* The request
Every line below should be repeated exactly.

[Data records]
#####
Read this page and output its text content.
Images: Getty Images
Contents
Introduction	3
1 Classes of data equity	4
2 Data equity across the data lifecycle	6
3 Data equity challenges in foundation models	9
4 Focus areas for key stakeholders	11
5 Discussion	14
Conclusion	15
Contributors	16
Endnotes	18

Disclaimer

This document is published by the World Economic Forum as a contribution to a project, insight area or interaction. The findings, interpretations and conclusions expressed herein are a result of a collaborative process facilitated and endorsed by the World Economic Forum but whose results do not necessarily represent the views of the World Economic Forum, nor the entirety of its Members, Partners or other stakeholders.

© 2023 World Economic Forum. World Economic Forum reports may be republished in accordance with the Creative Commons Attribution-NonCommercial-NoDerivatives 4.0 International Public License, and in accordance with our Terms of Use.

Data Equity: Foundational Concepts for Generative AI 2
#####
* Exercise solution
Read this page and output its text content.
Images: Getty Images
Contents
Introduction	3
1 Classes of data equity	4
2 Data equity across the data lifecycle	6
3 Data equity challenges in foundation models	9
4 Focus areas for key stakeholders	11
5 Discussion	14
Conclusion	15
Contributors	16
Endnotes	18

Disclaimer

This document is published by the World Economic Forum as a contribution to a project, insight area or interaction. The findings, interpretations and conclusions expressed herein are a result of a collaborative process facilitated and endorsed by the World Economic Forum but whose results do not necessarily represent the views of the World Economic Forum, nor the entirety of its Members, Partners or other stakeholders.

© 2023 World Economic Forum. World Economic Forum reports may be republished in accordance with the Creative Commons Attribution-NonCommercial-NoDerivatives 4.0 International Public License, and in accordance with our Terms of Use.

Data Equity: Foundational Concepts for Generative AI 2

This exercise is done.